Write the records out again, precisely as they stand.

::::::::::

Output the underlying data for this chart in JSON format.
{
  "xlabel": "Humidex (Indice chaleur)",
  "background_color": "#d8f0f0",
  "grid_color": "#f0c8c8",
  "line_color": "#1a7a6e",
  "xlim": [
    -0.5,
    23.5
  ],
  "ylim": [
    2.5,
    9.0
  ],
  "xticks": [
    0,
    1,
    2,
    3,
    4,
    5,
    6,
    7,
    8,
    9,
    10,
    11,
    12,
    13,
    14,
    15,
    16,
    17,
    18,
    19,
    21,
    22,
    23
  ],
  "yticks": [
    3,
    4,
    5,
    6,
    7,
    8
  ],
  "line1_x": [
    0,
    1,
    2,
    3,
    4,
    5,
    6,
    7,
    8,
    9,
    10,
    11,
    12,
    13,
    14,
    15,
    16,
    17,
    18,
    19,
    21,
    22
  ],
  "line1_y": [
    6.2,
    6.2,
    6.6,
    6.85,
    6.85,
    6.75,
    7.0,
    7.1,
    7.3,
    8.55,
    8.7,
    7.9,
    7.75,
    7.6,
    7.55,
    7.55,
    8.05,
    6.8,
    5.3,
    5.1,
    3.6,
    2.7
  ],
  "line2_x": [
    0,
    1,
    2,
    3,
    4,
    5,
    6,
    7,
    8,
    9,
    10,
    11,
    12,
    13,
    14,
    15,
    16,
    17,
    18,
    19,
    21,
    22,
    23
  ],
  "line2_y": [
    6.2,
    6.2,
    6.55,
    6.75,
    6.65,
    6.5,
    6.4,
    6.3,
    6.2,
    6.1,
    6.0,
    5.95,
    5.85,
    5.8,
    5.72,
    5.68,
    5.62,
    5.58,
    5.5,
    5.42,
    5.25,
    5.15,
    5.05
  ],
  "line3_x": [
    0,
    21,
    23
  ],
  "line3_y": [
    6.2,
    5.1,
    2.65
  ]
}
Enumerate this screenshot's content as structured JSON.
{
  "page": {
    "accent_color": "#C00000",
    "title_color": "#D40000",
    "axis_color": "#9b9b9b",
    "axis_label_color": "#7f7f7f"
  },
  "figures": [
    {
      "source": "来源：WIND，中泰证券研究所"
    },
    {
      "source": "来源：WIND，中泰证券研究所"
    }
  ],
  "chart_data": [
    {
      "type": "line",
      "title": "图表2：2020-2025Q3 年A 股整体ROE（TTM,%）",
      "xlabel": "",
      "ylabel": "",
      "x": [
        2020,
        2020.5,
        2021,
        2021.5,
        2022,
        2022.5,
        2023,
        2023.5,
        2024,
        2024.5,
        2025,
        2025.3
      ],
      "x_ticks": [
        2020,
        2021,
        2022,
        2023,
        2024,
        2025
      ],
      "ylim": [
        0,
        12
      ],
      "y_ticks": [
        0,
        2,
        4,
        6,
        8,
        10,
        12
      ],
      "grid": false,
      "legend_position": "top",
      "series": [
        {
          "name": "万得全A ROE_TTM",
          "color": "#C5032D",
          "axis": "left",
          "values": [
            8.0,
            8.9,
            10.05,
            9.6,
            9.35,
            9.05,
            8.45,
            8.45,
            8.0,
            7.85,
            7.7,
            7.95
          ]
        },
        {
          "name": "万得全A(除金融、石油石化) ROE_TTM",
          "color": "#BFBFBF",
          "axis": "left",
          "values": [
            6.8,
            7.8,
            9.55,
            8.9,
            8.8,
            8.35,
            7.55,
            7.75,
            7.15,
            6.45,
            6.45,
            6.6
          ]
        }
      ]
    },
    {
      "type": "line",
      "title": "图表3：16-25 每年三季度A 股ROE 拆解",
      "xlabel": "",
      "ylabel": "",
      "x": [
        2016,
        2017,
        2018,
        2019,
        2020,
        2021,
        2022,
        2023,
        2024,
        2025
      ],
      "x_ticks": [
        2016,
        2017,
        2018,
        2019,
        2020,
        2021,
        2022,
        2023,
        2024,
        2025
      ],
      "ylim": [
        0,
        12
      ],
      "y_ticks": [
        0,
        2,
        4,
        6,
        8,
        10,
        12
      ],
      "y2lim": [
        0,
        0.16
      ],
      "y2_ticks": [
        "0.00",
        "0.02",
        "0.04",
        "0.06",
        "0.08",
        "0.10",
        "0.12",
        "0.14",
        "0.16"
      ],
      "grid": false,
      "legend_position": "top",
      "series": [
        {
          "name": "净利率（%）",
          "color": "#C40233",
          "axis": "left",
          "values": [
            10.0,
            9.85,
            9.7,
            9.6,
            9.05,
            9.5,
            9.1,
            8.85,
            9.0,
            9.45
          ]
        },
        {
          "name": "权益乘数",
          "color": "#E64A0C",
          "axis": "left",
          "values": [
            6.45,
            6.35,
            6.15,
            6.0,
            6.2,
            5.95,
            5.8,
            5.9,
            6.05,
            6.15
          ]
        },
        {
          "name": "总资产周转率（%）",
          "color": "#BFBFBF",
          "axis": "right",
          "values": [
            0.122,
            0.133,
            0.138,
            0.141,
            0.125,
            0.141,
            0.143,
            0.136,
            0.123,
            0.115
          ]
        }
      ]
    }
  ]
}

::::::::::

* [RESULT]
Output the underlying data for this chart in JSON format.
{
  "xlabel": "Humidex (Indice chaleur)",
  "background_color": "#d8f0f0",
  "grid_color": "#f0c8c8",
  "line_color": "#1a7a6e",
  "xlim": [
    -0.5,
    23.5
  ],
  "ylim": [
    2.5,
    9.0
  ],
  "xticks": [
    0,
    1,
    2,
    3,
    4,
    5,
    6,
    7,
    8,
    9,
    10,
    11,
    12,
    13,
    14,
    15,
    16,
    17,
    18,
    19,
    21,
    22,
    23
  ],
  "yticks": [
    3,
    4,
    5,
    6,
    7,
    8
  ],
  "line1_x": [
    0,
    1,
    2,
    3,
    4,
    5,
    6,
    7,
    8,
    9,
    10,
    11,
    12,
    13,
    14,
    15,
    16,
    17,
    18,
    19,
    21,
    22
  ],
  "line1_y": [
    6.2,
    6.2,
    6.6,
    6.85,
    6.85,
    6.75,
    7.0,
    7.1,
    7.3,
    8.55,
    8.7,
    7.9,
    7.75,
    7.6,
    7.55,
    7.55,
    8.05,
    6.8,
    5.3,
    5.1,
    3.6,
    2.7
  ],
  "line2_x": [
    0,
    1,
    2,
    3,
    4,
    5,
    6,
    7,
    8,
    9,
    10,
    11,
    12,
    13,
    14,
    15,
    16,
    17,
    18,
    19,
    21,
    22,
    23
  ],
  "line2_y": [
    6.2,
    6.2,
    6.55,
    6.75,
    6.65,
    6.5,
    6.4,
    6.3,
    6.2,
    6.1,
    6.0,
    5.95,
    5.85,
    5.8,
    5.72,
    5.68,
    5.62,
    5.58,
    5.5,
    5.42,
    5.25,
    5.15,
    5.05
  ],
  "line3_x": [
    0,
    21,
    23
  ],
  "line3_y": [
    6.2,
    5.1,
    2.65
  ]
}
Enumerate this screenshot's content as structured JSON.
{
  "page": {
    "accent_color": "#C00000",
    "title_color": "#D40000",
    "axis_color": "#9b9b9b",
    "axis_label_color": "#7f7f7f"
  },
  "figures": [
    {
      "source": "来源：WIND，中泰证券研究所"
    },
    {
      "source": "来源：WIND，中泰证券研究所"
    }
  ],
  "chart_data": [
    {
      "type": "line",
      "title": "图表2：2020-2025Q3 年A 股整体ROE（TTM,%）",
      "xlabel": "",
      "ylabel": "",
      "x": [
        2020,
        2020.5,
        2021,
        2021.5,
        2022,
        2022.5,
        2023,
        2023.5,
        2024,
        2024.5,
        2025,
        2025.3
      ],
      "x_ticks": [
        2020,
        2021,
        2022,
        2023,
        2024,
        2025
      ],
      "ylim": [
        0,
        12
      ],
      "y_ticks": [
        0,
        2,
        4,
        6,
        8,
        10,
        12
      ],
      "grid": false,
      "legend_position": "top",
      "series": [
        {
          "name": "万得全A ROE_TTM",
          "color": "#C5032D",
          "axis": "left",
          "values": [
            8.0,
            8.9,
            10.05,
            9.6,
            9.35,
            9.05,
            8.45,
            8.45,
            8.0,
            7.85,
            7.7,
            7.95
          ]
        },
        {
          "name": "万得全A(除金融、石油石化) ROE_TTM",
          "color": "#BFBFBF",
          "axis": "left",
          "values": [
            6.8,
            7.8,
            9.55,
            8.9,
            8.8,
            8.35,
            7.55,
            7.75,
            7.15,
            6.45,
            6.45,
            6.6
          ]
        }
      ]
    },
    {
      "type": "line",
      "title": "图表3：16-25 每年三季度A 股ROE 拆解",
      "xlabel": "",
      "ylabel": "",
      "x": [
        2016,
        2017,
        2018,
        2019,
        2020,
        2021,
        2022,
        2023,
        2024,
        2025
      ],
      "x_ticks": [
        2016,
        2017,
        2018,
        2019,
        2020,
        2021,
        2022,
        2023,
        2024,
        2025
      ],
      "ylim": [
        0,
        12
      ],
      "y_ticks": [
        0,
        2,
        4,
        6,
        8,
        10,
        12
      ],
      "y2lim": [
        0,
        0.16
      ],
      "y2_ticks": [
        "0.00",
        "0.02",
        "0.04",
        "0.06",
        "0.08",
        "0.10",
        "0.12",
        "0.14",
        "0.16"
      ],
      "grid": false,
      "legend_position": "top",
      "series": [
        {
          "name": "净利率（%）",
          "color": "#C40233",
          "axis": "left",
          "values": [
            10.0,
            9.85,
            9.7,
            9.6,
            9.05,
            9.5,
            9.1,
            8.85,
            9.0,
            9.45
          ]
        },
        {
          "name": "权益乘数",
          "color": "#E64A0C",
          "axis": "left",
          "values": [
            6.45,
            6.35,
            6.15,
            6.0,
            6.2,
            5.95,
            5.8,
            5.9,
            6.05,
            6.15
          ]
        },
        {
          "name": "总资产周转率（%）",
          "color": "#BFBFBF",
          "axis": "right",
          "values": [
            0.122,
            0.133,
            0.138,
            0.141,
            0.125,
            0.141,
            0.143,
            0.136,
            0.123,
            0.115
          ]
        }
      ]
    }
  ]
}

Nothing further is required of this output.